-- Written exercise --
Rewrite the items below, replacing "footer-source" with "footer-attribution" and leaving every other line unchanged. Omit the pictures from your answer.

-- Provided information --
>>>>>

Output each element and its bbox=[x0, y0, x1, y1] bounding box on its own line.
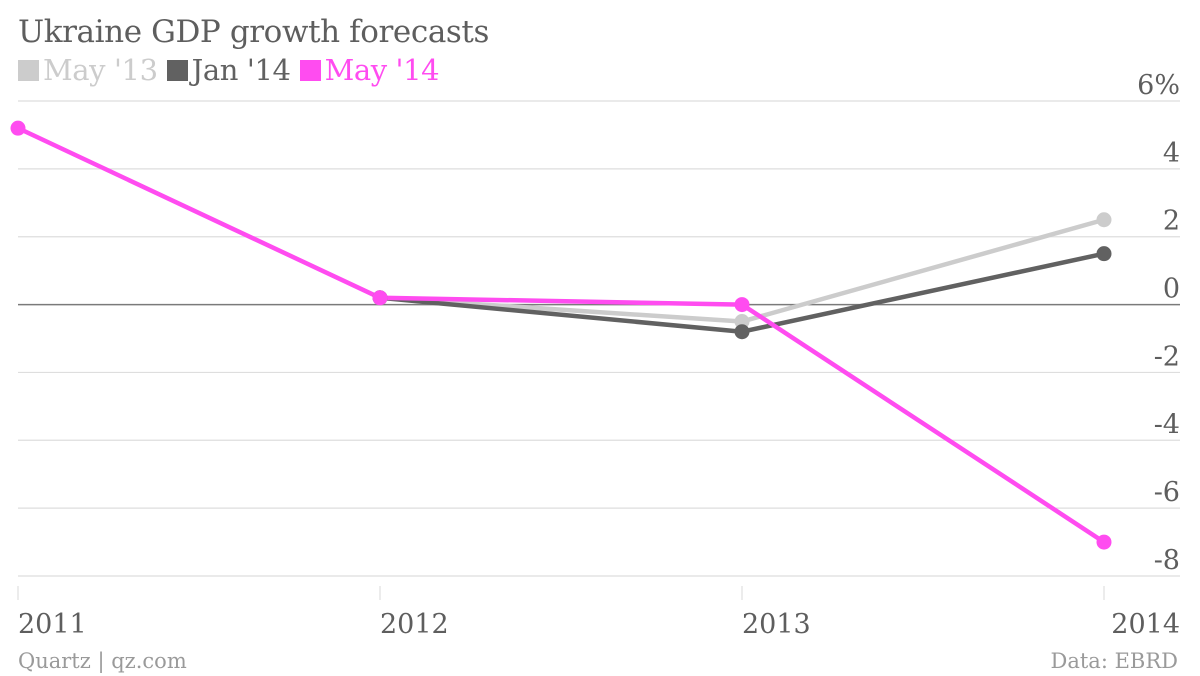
legend-label-may-14: May '14 bbox=[324, 53, 440, 87]
data-point-series-2 bbox=[1096, 534, 1112, 550]
x-axis: 2011 2012 2013 2014 bbox=[17, 586, 1180, 640]
legend-item-may-14: May '14 bbox=[299, 52, 440, 88]
series-line-2 bbox=[15, 125, 1107, 545]
y-tick-label: -6 bbox=[1154, 477, 1180, 508]
series-lines bbox=[15, 125, 1107, 545]
y-tick-label: 0 bbox=[1163, 274, 1180, 305]
legend-label-jan-14: Jan '14 bbox=[191, 53, 291, 87]
chart-title: Ukraine GDP growth forecasts bbox=[18, 14, 489, 50]
y-tick-label: 4 bbox=[1163, 138, 1180, 169]
data-point-series-2 bbox=[372, 290, 388, 306]
y-tick-label: 2 bbox=[1163, 206, 1180, 237]
x-tick-label: 2011 bbox=[18, 609, 87, 640]
y-tick-label: -8 bbox=[1154, 545, 1180, 576]
x-tick-label: 2012 bbox=[380, 609, 449, 640]
legend-swatch-may-14 bbox=[299, 59, 321, 81]
x-tick-label: 2014 bbox=[1111, 609, 1180, 640]
data-point-series-0 bbox=[1096, 212, 1112, 228]
y-tick-label: 6% bbox=[1137, 70, 1180, 101]
y-axis-tick-labels: 6% 4 2 0 -2 -4 -6 -8 bbox=[1137, 70, 1180, 576]
gridlines bbox=[18, 100, 1180, 577]
footer-data-credit: Data: EBRD bbox=[1050, 649, 1178, 673]
chart-legend: May '13 Jan '14 May '14 bbox=[18, 52, 448, 88]
legend-item-may-13: May '13 bbox=[18, 52, 158, 88]
data-point-series-2 bbox=[10, 120, 26, 136]
data-point-series-1 bbox=[1096, 246, 1112, 262]
x-tick-label: 2013 bbox=[742, 609, 811, 640]
footer-source: Quartz | qz.com bbox=[18, 649, 187, 673]
series-points bbox=[10, 120, 1112, 550]
legend-item-jan-14: Jan '14 bbox=[166, 52, 291, 88]
legend-label-may-13: May '13 bbox=[43, 53, 158, 87]
data-point-series-1 bbox=[734, 324, 750, 340]
y-tick-label: -4 bbox=[1154, 409, 1180, 440]
data-point-series-2 bbox=[734, 297, 750, 313]
legend-swatch-may-13 bbox=[18, 59, 39, 81]
y-tick-label: -2 bbox=[1154, 341, 1180, 372]
legend-swatch-jan-14 bbox=[166, 59, 188, 81]
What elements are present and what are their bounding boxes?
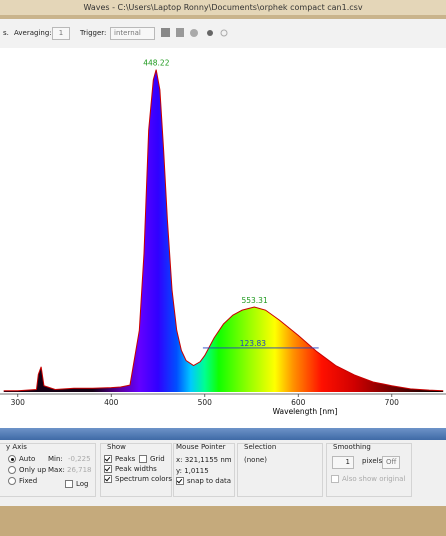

<<<<<

-- Problem solution --
Output each element and its bbox=[x0, y0, x1, y1] bounding box on its own line.
legend-label-may-14: May '14 bbox=[324, 53, 440, 87]
data-point-series-2 bbox=[1096, 534, 1112, 550]
x-axis: 2011 2012 2013 2014 bbox=[17, 586, 1180, 640]
legend-item-may-14: May '14 bbox=[299, 52, 440, 88]
series-line-2 bbox=[15, 125, 1107, 545]
y-tick-label: -6 bbox=[1154, 477, 1180, 508]
series-lines bbox=[15, 125, 1107, 545]
y-tick-label: 0 bbox=[1163, 274, 1180, 305]
legend-label-jan-14: Jan '14 bbox=[191, 53, 291, 87]
chart-title: Ukraine GDP growth forecasts bbox=[18, 14, 489, 50]
y-tick-label: 4 bbox=[1163, 138, 1180, 169]
data-point-series-2 bbox=[372, 290, 388, 306]
y-tick-label: 2 bbox=[1163, 206, 1180, 237]
x-tick-label: 2011 bbox=[18, 609, 87, 640]
y-tick-label: -8 bbox=[1154, 545, 1180, 576]
x-tick-label: 2012 bbox=[380, 609, 449, 640]
legend-swatch-may-14 bbox=[299, 59, 321, 81]
x-tick-label: 2014 bbox=[1111, 609, 1180, 640]
data-point-series-0 bbox=[1096, 212, 1112, 228]
y-tick-label: 6% bbox=[1137, 70, 1180, 101]
y-axis-tick-labels: 6% 4 2 0 -2 -4 -6 -8 bbox=[1137, 70, 1180, 576]
gridlines bbox=[18, 100, 1180, 577]
footer-data-credit: Data: EBRD bbox=[1050, 649, 1178, 673]
chart-legend: May '13 Jan '14 May '14 bbox=[18, 52, 448, 88]
legend-item-may-13: May '13 bbox=[18, 52, 158, 88]
data-point-series-2 bbox=[10, 120, 26, 136]
data-point-series-1 bbox=[1096, 246, 1112, 262]
x-tick-label: 2013 bbox=[742, 609, 811, 640]
footer-attribution: Quartz | qz.com bbox=[18, 649, 187, 673]
series-points bbox=[10, 120, 1112, 550]
legend-item-jan-14: Jan '14 bbox=[166, 52, 291, 88]
legend-label-may-13: May '13 bbox=[43, 53, 158, 87]
data-point-series-1 bbox=[734, 324, 750, 340]
y-tick-label: -4 bbox=[1154, 409, 1180, 440]
data-point-series-2 bbox=[734, 297, 750, 313]
legend-swatch-may-13 bbox=[18, 59, 39, 81]
y-tick-label: -2 bbox=[1154, 341, 1180, 372]
legend-swatch-jan-14 bbox=[166, 59, 188, 81]
What elements are present and what are their bounding boxes?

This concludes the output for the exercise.